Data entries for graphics
•••

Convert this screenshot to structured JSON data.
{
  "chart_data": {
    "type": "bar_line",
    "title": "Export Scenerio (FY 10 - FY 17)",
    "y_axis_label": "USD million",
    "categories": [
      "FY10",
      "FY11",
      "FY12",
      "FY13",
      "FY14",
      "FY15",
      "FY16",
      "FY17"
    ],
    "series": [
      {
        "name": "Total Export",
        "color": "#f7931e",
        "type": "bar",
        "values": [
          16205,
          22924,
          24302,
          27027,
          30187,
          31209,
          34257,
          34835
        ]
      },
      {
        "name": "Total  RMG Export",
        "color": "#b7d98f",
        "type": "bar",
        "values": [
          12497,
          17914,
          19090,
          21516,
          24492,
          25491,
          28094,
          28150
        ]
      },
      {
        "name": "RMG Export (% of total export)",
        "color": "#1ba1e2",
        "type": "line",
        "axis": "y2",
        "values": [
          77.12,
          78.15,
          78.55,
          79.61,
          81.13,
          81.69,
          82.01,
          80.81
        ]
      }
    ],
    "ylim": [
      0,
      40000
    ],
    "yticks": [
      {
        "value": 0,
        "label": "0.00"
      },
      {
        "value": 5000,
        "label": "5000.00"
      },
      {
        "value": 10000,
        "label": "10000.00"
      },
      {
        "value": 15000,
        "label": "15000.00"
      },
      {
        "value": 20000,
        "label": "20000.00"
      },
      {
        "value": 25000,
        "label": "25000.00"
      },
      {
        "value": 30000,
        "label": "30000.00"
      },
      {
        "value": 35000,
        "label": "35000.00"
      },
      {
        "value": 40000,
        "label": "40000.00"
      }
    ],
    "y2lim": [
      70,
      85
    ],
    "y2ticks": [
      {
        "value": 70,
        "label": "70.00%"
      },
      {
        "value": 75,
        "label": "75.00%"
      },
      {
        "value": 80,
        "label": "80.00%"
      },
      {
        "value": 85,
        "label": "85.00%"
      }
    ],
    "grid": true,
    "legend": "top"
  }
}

•••

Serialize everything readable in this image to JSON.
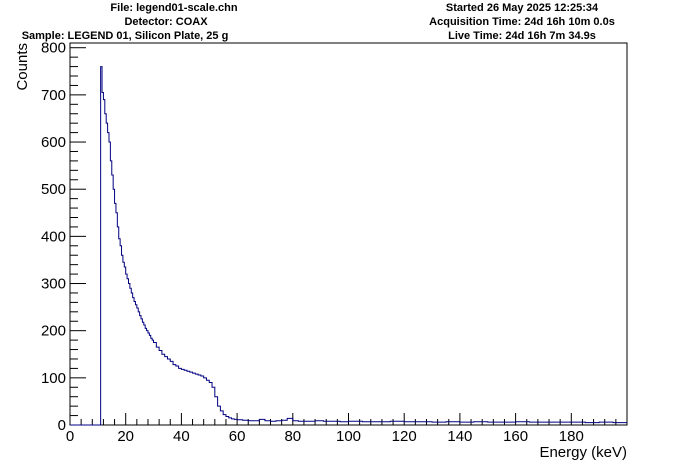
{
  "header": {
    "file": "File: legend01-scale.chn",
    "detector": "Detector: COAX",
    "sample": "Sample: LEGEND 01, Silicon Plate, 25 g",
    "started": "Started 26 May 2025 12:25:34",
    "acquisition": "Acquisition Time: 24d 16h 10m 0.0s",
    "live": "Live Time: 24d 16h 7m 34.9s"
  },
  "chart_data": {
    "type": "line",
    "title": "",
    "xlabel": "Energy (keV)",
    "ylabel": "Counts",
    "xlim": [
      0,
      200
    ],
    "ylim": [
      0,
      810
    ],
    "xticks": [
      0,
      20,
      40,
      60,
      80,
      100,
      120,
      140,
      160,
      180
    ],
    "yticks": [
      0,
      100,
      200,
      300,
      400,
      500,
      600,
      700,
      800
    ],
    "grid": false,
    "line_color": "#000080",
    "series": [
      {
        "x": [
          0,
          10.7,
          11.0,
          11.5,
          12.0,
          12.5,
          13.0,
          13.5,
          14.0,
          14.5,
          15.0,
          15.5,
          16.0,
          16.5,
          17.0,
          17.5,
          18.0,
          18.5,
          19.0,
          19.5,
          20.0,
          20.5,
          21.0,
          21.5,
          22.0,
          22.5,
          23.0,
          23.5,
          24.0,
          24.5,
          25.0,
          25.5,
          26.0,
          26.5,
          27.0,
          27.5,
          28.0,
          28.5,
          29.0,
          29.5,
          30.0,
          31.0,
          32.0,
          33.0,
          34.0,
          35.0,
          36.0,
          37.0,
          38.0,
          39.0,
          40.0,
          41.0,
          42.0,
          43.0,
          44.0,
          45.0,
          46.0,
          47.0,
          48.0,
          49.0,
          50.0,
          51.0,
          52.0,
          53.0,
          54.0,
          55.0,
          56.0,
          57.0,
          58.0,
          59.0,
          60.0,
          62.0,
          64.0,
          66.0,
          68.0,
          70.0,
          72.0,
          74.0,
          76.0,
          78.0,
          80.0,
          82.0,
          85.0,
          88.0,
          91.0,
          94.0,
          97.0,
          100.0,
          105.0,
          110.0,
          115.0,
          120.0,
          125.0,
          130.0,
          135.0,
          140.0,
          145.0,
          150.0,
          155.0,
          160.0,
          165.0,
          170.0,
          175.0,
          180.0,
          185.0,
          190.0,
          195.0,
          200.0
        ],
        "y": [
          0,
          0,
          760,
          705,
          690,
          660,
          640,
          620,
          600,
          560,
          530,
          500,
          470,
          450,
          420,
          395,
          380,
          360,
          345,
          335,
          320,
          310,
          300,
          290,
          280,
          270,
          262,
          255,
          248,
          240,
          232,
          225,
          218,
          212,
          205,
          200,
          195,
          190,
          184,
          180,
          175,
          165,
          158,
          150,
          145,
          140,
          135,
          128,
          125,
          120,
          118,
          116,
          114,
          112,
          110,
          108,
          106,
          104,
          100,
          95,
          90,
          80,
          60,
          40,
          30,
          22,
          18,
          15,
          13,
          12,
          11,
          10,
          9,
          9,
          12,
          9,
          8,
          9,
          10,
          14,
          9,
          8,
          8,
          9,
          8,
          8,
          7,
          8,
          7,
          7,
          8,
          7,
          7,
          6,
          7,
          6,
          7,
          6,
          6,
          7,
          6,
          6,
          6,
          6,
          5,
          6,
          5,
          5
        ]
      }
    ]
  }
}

•••

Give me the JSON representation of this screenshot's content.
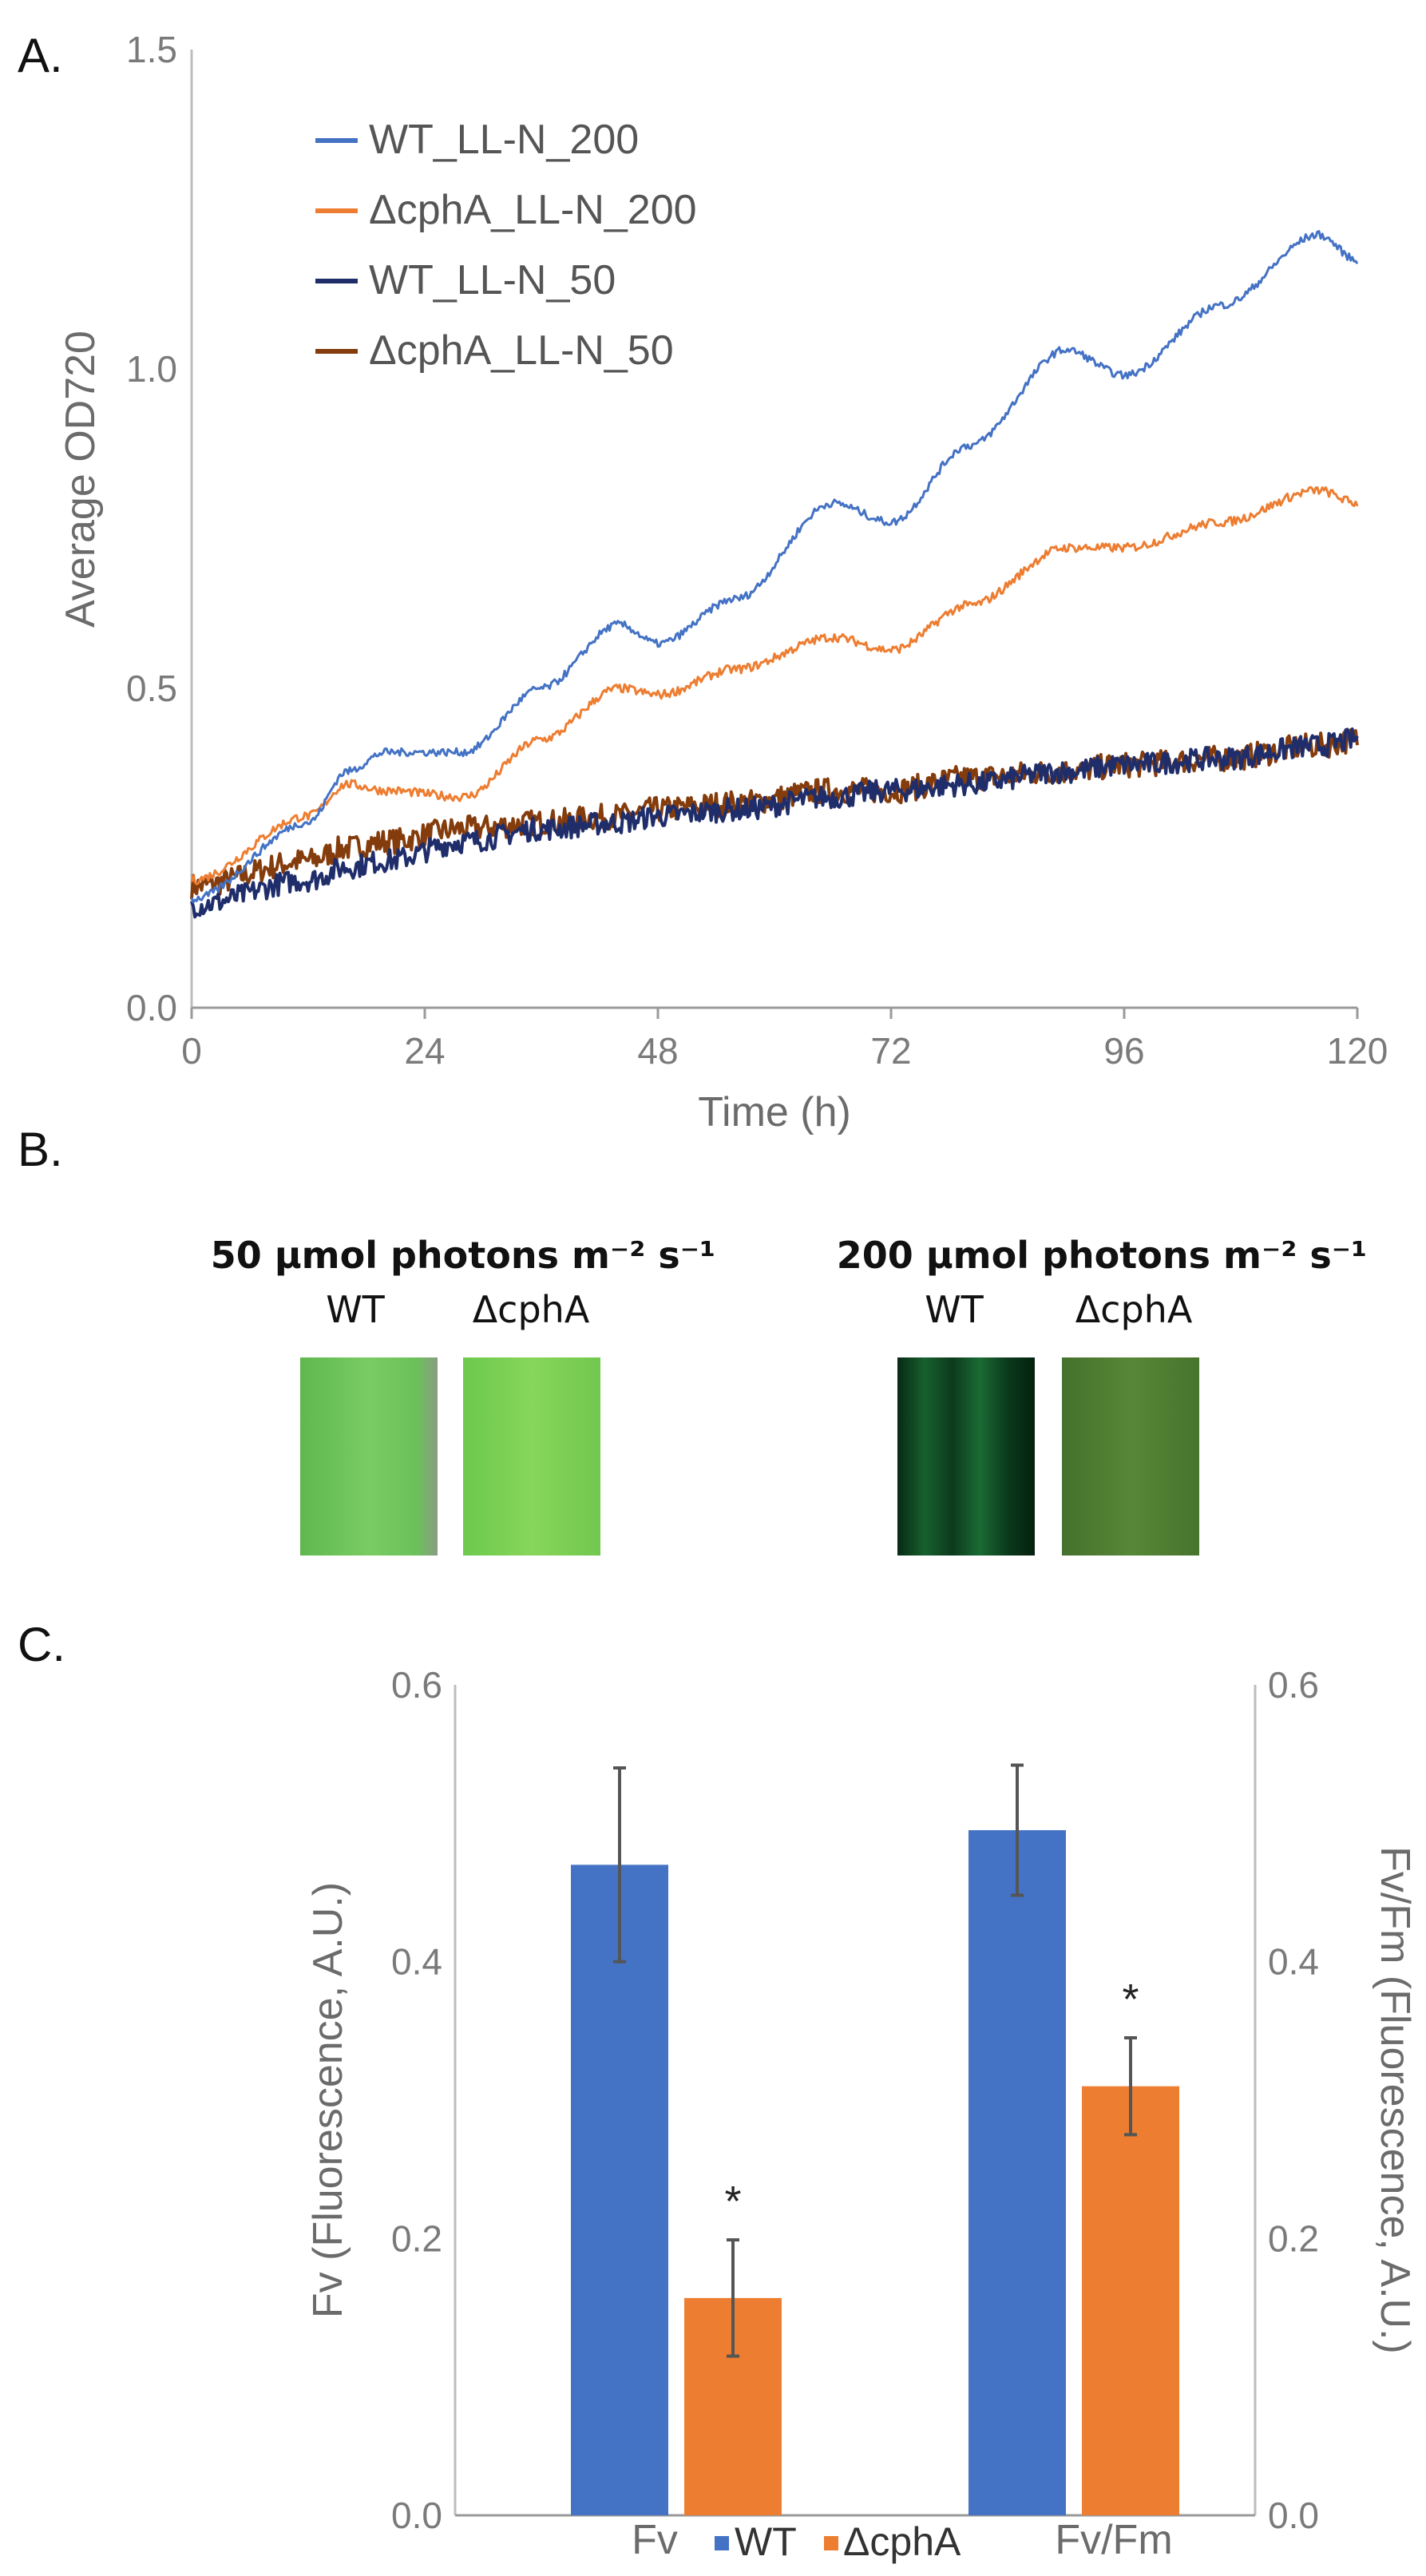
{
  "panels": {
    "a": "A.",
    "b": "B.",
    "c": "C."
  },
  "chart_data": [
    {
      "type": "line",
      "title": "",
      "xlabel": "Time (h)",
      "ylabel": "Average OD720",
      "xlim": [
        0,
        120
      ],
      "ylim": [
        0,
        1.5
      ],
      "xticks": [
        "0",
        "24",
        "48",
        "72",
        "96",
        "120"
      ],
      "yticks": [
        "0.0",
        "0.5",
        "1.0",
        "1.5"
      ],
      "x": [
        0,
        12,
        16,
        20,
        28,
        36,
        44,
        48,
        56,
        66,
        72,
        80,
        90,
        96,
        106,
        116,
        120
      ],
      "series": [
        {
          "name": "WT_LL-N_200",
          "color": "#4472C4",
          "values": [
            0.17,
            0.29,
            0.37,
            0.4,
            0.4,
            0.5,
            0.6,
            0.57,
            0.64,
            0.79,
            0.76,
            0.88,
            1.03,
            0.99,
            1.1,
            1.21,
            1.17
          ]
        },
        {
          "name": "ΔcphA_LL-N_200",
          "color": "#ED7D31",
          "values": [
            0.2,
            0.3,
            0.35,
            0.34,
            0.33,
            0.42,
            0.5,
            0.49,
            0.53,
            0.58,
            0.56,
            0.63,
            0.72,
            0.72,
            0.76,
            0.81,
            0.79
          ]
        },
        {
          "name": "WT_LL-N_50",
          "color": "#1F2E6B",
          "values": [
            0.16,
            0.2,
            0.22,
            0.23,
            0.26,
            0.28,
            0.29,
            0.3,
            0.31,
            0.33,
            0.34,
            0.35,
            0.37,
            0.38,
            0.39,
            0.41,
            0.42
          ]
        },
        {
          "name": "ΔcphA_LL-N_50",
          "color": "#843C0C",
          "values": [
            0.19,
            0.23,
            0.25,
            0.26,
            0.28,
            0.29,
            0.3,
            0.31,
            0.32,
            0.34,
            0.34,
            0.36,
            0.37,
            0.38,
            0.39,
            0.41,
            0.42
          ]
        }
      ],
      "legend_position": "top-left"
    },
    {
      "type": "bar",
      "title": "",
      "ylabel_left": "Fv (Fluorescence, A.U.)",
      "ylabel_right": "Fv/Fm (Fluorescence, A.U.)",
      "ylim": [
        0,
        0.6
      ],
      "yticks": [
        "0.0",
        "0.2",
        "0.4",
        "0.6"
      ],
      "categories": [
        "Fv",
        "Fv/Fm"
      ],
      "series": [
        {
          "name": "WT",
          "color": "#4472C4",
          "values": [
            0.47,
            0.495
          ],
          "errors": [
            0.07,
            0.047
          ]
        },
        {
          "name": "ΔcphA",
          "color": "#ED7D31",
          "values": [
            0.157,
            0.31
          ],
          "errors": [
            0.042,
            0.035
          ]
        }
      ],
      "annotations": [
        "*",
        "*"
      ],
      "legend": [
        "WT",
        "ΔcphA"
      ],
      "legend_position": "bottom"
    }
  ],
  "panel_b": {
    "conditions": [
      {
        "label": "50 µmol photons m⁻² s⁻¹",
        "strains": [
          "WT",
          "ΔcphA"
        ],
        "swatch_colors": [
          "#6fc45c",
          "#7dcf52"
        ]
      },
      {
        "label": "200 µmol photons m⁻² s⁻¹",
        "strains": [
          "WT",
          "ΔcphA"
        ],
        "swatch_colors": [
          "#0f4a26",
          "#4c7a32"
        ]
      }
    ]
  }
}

•••

--- YOUR TASK ---
Return every line holding the word "type" from the records.

--- ANSWER TO THIS EXERCISE ---
    "type": "bar_line",
        "type": "bar",
        "type": "bar",
        "type": "line",
    "type": "line",
      "type": "line",
      "type": "bar",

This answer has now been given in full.